[start of ENTRIES SUPPLIED]

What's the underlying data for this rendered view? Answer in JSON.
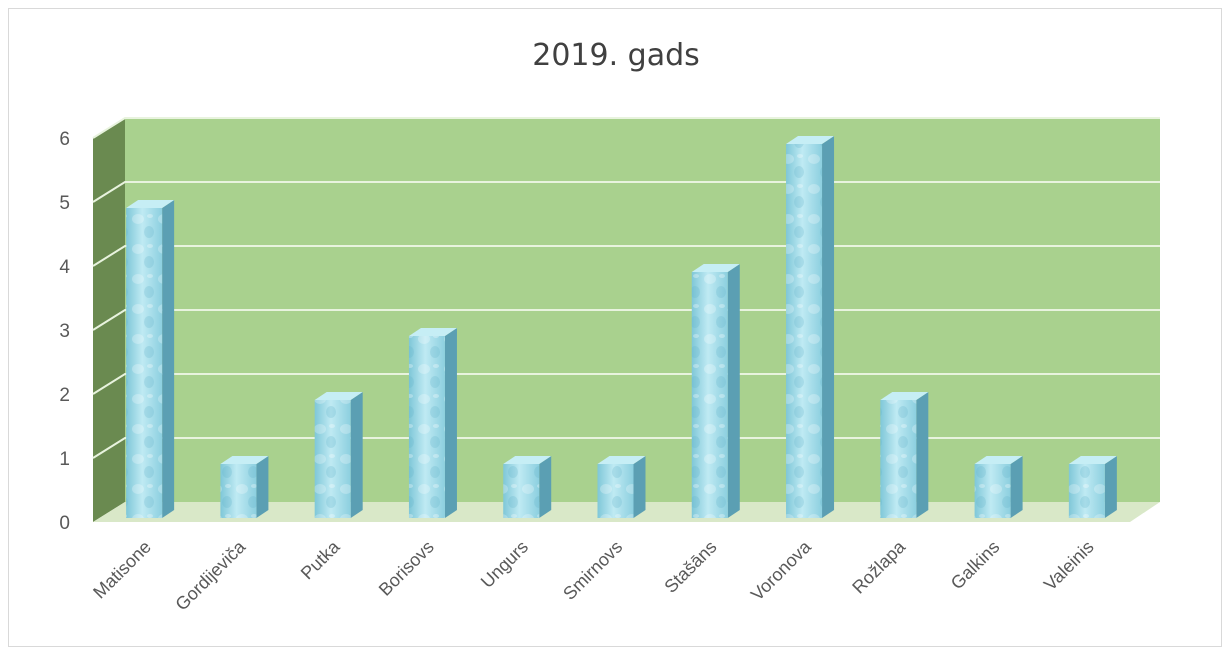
{
  "chart_data": {
    "type": "bar",
    "title": "2019. gads",
    "categories": [
      "Matisone",
      "Gordijeviča",
      "Putka",
      "Borisovs",
      "Ungurs",
      "Smirnovs",
      "Stašāns",
      "Voronova",
      "Rožlapa",
      "Galkins",
      "Valeinis"
    ],
    "values": [
      5,
      1,
      2,
      3,
      1,
      1,
      4,
      6,
      2,
      1,
      1
    ],
    "ylim": [
      0,
      6
    ],
    "yticks": [
      "0",
      "1",
      "2",
      "3",
      "4",
      "5",
      "6"
    ],
    "grid": true,
    "xlabel": "",
    "ylabel": "",
    "style": "3d",
    "colors": {
      "wall": "#a9d18e",
      "side_wall": "#6a8a50",
      "floor": "#d9e8c8",
      "bar_front": "#9fdbe8",
      "bar_side": "#5b9fb3",
      "bar_top": "#c6eef5",
      "gridline": "#e8f3de",
      "text": "#595959"
    }
  }
}
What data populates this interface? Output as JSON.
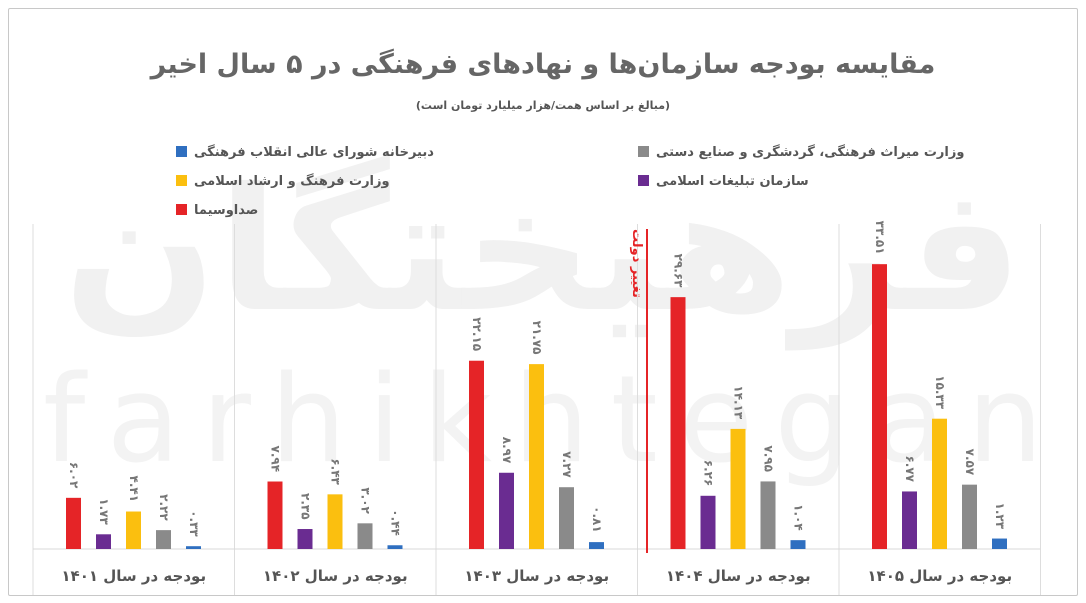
{
  "chart_data": {
    "type": "bar",
    "title": "مقایسه بودجه سازمان‌ها و نهادهای فرهنگی در ۵ سال اخیر",
    "subtitle": "(مبالغ بر اساس همت/هزار میلیارد تومان است)",
    "categories": [
      "بودجه در سال ۱۴۰۱",
      "بودجه در سال ۱۴۰۲",
      "بودجه در سال ۱۴۰۳",
      "بودجه در سال ۱۴۰۴",
      "بودجه در سال ۱۴۰۵"
    ],
    "value_labels": [
      [
        "۶.۰۲",
        "۱.۷۳",
        "۴.۴۱",
        "۲.۲۲",
        "۰.۳۳"
      ],
      [
        "۷.۹۴",
        "۲.۳۵",
        "۶.۴۳",
        "۳.۰۲",
        "۰.۴۴"
      ],
      [
        "۲۲.۱۵",
        "۸.۹۷",
        "۲۱.۷۵",
        "۷.۲۷",
        "۰.۸۱"
      ],
      [
        "۲۹.۶۳",
        "۶.۲۶",
        "۱۴.۱۳",
        "۷.۹۵",
        "۱.۰۴"
      ],
      [
        "۳۳.۵۱",
        "۶.۷۷",
        "۱۵.۳۳",
        "۷.۵۷",
        "۱.۲۳"
      ]
    ],
    "series": [
      {
        "name": "صداوسیما",
        "color": "#e52427",
        "values": [
          6.02,
          7.94,
          22.15,
          29.63,
          33.51
        ]
      },
      {
        "name": "سازمان تبلیغات اسلامی",
        "color": "#6a2c91",
        "values": [
          1.73,
          2.35,
          8.97,
          6.26,
          6.77
        ]
      },
      {
        "name": "وزارت فرهنگ و ارشاد اسلامی",
        "color": "#fbbf0f",
        "values": [
          4.41,
          6.43,
          21.75,
          14.13,
          15.33
        ]
      },
      {
        "name": "وزارت میراث فرهنگی، گردشگری و صنایع دستی",
        "color": "#8a8a8a",
        "values": [
          2.22,
          3.02,
          7.27,
          7.95,
          7.57
        ]
      },
      {
        "name": "دبیرخانه شورای عالی انقلاب فرهنگی",
        "color": "#2f6fc0",
        "values": [
          0.33,
          0.44,
          0.81,
          1.04,
          1.23
        ]
      }
    ],
    "legend_order": [
      4,
      3,
      2,
      1,
      0
    ],
    "legend_placement": "top",
    "annotation": "تغییر دولت",
    "watermark": [
      "فرهیختگان",
      "farhikhtegan"
    ],
    "ylim": [
      0,
      36
    ],
    "grid": false
  }
}
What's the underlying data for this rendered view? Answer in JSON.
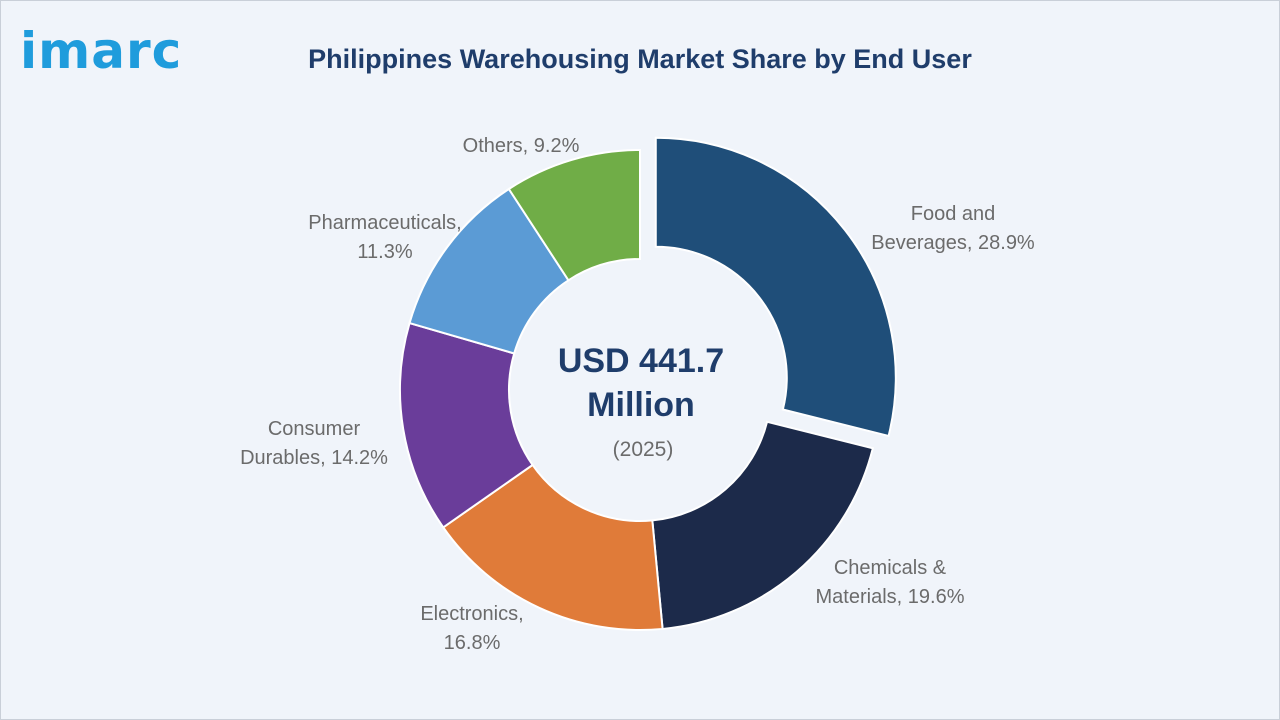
{
  "brand": {
    "logo_text": "imarc",
    "logo_color": "#1f9cdc"
  },
  "chart_data": {
    "type": "pie",
    "title": "Philippines Warehousing Market Share by End User",
    "center": {
      "value_line1": "USD 441.7",
      "value_line2": "Million",
      "year": "(2025)"
    },
    "categories": [
      "Food and Beverages",
      "Chemicals & Materials",
      "Electronics",
      "Consumer Durables",
      "Pharmaceuticals",
      "Others"
    ],
    "values": [
      28.9,
      19.6,
      16.8,
      14.2,
      11.3,
      9.2
    ],
    "labels": [
      [
        "Food and",
        "Beverages, 28.9%"
      ],
      [
        "Chemicals &",
        "Materials, 19.6%"
      ],
      [
        "Electronics,",
        "16.8%"
      ],
      [
        "Consumer",
        "Durables, 14.2%"
      ],
      [
        "Pharmaceuticals,",
        "11.3%"
      ],
      [
        "Others, 9.2%"
      ]
    ],
    "colors": [
      "#1f4e79",
      "#1c2a4a",
      "#e07b39",
      "#6a3d9a",
      "#5b9bd5",
      "#70ad47"
    ],
    "exploded": [
      "Food and Beverages"
    ],
    "legend": "none"
  }
}
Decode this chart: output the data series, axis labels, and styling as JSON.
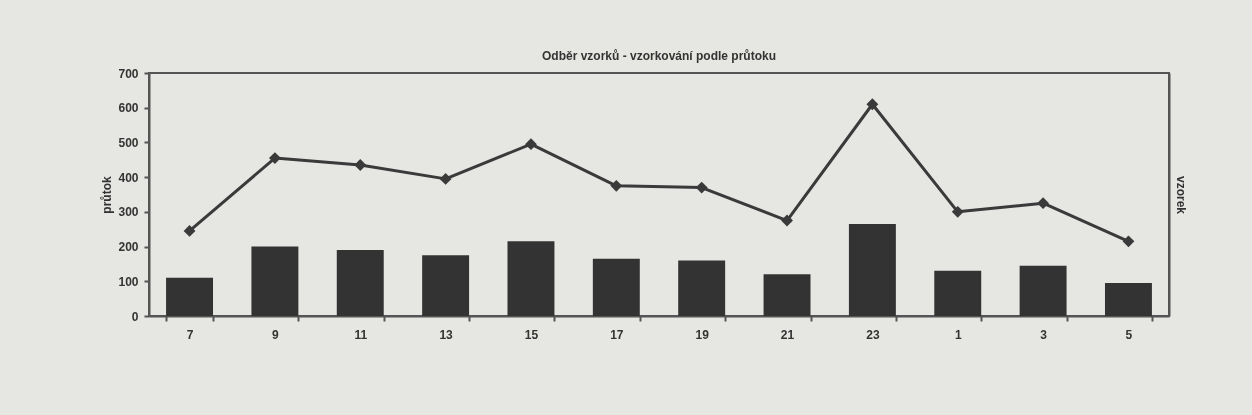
{
  "chart_data": {
    "type": "bar",
    "title": "Odběr vzorků - vzorkování podle průtoku",
    "ylabel": "průtok",
    "y2label": "vzorek",
    "categories": [
      "7",
      "9",
      "11",
      "13",
      "15",
      "17",
      "19",
      "21",
      "23",
      "1",
      "3",
      "5"
    ],
    "series": [
      {
        "color": "#333333",
        "values": [
          110,
          200,
          190,
          175,
          215,
          165,
          160,
          120,
          265,
          130,
          145,
          95
        ]
      },
      {
        "type": "line",
        "color": "#3a3a3a",
        "values": [
          245,
          455,
          435,
          395,
          495,
          375,
          370,
          275,
          610,
          300,
          325,
          215
        ]
      }
    ],
    "ylim": [
      0,
      700
    ],
    "yticks": [
      0,
      100,
      200,
      300,
      400,
      500,
      600,
      700
    ],
    "grid": false,
    "marker": "diamond",
    "line_style": "solid"
  }
}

[end of ENTRIES SUPPLIED]

## [WRITTEN INSTRUCTION]
Copy all lines from the entries that contain the word "وزارت".

## [RESPONSE]
        "name": "وزارت فرهنگ و ارشاد اسلامی",
        "name": "وزارت میراث فرهنگی، گردشگری و صنایع دستی",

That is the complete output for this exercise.